- [Условие задачи]: Почему дальнейшее изучение физической природы становится делом немногих? Объясните по отрывку о философах и познании одним-двумя предложениями.

- [Предложенный отрывок]:
○ ○ ○ ○ ○ ○ ○
Если бы философы стремились только к открытию истины, они ограничили бы себя теми и только теми правилами, а свои исследования — теми и только теми пределами, в которых нам дано постигать истину. Однако господствующий принцип тщеславия заставляет их нарушать эти правила и преступать эти границы. Не довольствуясь философской свободой, они не брезгуют иной раз опереться на произвол. Этой невзыскательностью в средствах и вызывается их любовь к гипотезам, с помощью которых, несмотря на несовершенство собственных знаний, изобретенные ими системы, тем не менее, приобретают законченность. Так и получилось, что философы-естественники в изобилии насытили свои работы фикциями и, на манер лживых путешественников, представили описания стран, где не ступала их нога. Более того, они делают вид, будто раскрыли тайны пределов, коих в глаза не видели. Да, таково мое мнение: они не только считают существующими вещи, которые никогда не существовали, но и воображают, будто могут представить достаточные обоснования всего, что существует. Лейбниц, обладавший немалыми познаниями и некоторой проницательностью, но в гораздо большей степени — мнимой остротой мышления и вполне реальной самоуверенностью, обязал философов делать одну вещь, а именно — сдабривать физику метафизикой. Себя, например, он считал обязанным представить веские доводы, объясняющие, почему и каким образом возможно протяжение тела — в картезианском понимании, — ибо, признавая, что действительность может исходить из воли божьей, он отрицал это за возможностью. Он, правда, не обнаружил этой причины ни в чувственно воспринимаемых протяжениях тел, ни в невоспринимаемых атомах, которые их составляют. Зато обрел ее в своих монадах, в этих простейших, непротяженных сущностях, кои и являются единственными субстанциями и составляют все протяжение, которое не создал бы и сам бог, не сотвори он сначала монады. Достойно ли приобретать славу великого философа такой ценой, т. е. потешая человечество такими гипотетическими несуразностями? Конечно, нет...

В заключение, чтобы достойно закончить сей раздел, я говорю: нет познания, кроме познания умозрительного, которое заслуживало бы приложения человеческого ума в той мере, в какой этого заслуживает изучение естественной философии, а также искусств и наук, способствующих ее возвышению. Предметом первого является воля бога, воплощенная в устройстве наших умозрительных систем. Предметом второго — его бесконечная мудрость и всемогущество, чьим проявлением является естественная система вселенной. Первое — непосредственное дело каждого человека, следовательно, оно находится в пределах досягаемости каждого. Точно так же и второе, — но лишь в том, что касается наших непосредственных нужд. За этим пределом знание физической природы не есть более непосредственное и необходимое дело каждого человека, поэтому дальнейшее исследование становится уделом немногих, хотя плоды его многим служат во благо. Иногда действительно совершаются открытия, применимые с пользой в человеческой жизни, однако плоды их служат в основном вознаграждением нашей любознательности. Потому-то постижение их проходит небезболезненно, а когда все, что предстоит собрать, собрано, урожай оказывается небогатым.
○ ○ ○ ○ ○ ○ ○
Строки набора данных
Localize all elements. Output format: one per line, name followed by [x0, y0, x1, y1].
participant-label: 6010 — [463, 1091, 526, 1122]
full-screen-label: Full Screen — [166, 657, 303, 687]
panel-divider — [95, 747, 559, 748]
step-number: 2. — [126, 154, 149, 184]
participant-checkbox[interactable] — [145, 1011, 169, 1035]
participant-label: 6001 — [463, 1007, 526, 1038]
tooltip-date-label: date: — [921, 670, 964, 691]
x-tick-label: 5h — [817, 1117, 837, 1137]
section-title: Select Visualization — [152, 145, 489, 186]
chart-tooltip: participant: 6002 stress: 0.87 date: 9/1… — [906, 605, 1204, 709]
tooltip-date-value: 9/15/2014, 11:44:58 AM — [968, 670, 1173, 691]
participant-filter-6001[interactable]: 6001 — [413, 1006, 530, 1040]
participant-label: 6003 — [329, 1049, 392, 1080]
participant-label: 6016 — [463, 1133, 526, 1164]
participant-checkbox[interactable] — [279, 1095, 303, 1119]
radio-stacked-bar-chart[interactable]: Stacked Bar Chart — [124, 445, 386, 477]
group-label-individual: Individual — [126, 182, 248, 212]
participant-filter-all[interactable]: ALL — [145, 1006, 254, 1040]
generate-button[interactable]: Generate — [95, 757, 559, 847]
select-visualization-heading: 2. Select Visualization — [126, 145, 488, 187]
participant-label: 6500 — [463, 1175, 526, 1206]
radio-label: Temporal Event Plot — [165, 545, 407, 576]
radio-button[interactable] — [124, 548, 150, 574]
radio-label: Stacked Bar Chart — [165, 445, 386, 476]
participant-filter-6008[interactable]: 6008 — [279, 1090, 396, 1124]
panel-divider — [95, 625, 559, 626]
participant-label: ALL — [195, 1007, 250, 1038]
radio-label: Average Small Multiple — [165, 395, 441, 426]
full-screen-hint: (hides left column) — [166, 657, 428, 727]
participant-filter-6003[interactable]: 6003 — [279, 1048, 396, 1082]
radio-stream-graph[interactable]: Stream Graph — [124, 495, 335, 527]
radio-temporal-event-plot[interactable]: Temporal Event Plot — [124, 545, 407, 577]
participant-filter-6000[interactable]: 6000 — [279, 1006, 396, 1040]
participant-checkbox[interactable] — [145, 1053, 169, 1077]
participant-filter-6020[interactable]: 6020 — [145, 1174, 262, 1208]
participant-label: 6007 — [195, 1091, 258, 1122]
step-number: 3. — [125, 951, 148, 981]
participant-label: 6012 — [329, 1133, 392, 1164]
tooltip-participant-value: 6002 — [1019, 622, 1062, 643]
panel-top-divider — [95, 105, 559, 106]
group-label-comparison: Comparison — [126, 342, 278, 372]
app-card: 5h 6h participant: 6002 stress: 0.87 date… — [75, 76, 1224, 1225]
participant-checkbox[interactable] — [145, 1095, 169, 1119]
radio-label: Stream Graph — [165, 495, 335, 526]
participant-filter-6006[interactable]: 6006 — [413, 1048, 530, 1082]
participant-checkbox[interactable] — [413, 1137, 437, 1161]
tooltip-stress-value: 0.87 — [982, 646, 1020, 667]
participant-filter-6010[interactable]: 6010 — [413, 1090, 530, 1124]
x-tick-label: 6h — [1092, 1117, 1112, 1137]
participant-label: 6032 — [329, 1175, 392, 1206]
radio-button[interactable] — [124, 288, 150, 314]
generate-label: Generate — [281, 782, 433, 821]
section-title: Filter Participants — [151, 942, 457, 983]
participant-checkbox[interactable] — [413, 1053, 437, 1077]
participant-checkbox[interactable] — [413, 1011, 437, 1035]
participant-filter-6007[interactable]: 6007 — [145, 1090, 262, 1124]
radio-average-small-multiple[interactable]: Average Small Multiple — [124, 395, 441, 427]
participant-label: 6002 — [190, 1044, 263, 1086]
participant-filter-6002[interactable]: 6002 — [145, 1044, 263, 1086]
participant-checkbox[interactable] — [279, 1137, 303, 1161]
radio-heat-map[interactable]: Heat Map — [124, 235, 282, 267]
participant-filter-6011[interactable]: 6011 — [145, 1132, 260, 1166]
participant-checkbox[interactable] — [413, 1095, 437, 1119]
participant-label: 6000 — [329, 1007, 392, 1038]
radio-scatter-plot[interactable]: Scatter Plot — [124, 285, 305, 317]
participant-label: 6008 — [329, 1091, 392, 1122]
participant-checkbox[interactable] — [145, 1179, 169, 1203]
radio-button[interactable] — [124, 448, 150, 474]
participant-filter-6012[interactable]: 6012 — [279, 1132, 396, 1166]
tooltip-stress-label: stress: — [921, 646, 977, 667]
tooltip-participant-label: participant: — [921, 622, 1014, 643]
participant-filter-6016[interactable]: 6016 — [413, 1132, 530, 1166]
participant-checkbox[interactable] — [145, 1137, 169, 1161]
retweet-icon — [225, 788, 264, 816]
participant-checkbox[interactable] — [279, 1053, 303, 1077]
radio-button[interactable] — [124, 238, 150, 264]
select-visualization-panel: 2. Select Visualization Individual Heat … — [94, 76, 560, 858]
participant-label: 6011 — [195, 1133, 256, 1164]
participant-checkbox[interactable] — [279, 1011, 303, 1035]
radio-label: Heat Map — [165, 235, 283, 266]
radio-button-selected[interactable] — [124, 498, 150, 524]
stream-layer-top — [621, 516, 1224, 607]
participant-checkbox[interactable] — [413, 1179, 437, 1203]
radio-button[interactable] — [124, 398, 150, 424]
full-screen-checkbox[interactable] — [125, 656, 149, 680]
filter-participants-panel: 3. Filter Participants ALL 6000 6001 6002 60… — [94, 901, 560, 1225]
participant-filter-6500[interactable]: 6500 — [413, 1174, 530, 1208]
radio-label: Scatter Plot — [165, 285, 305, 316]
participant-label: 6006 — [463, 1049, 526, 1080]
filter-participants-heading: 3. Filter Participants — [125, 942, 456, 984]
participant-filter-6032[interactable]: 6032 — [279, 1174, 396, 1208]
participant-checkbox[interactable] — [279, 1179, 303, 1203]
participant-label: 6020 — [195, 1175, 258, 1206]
○ ○ ○ ○ ○ ○ ○
- [Решение задачи]: Дело в том, что за пределами наших непосредственных нужд знание физической природы уже не является непосредственным и необходимым делом каждого человека.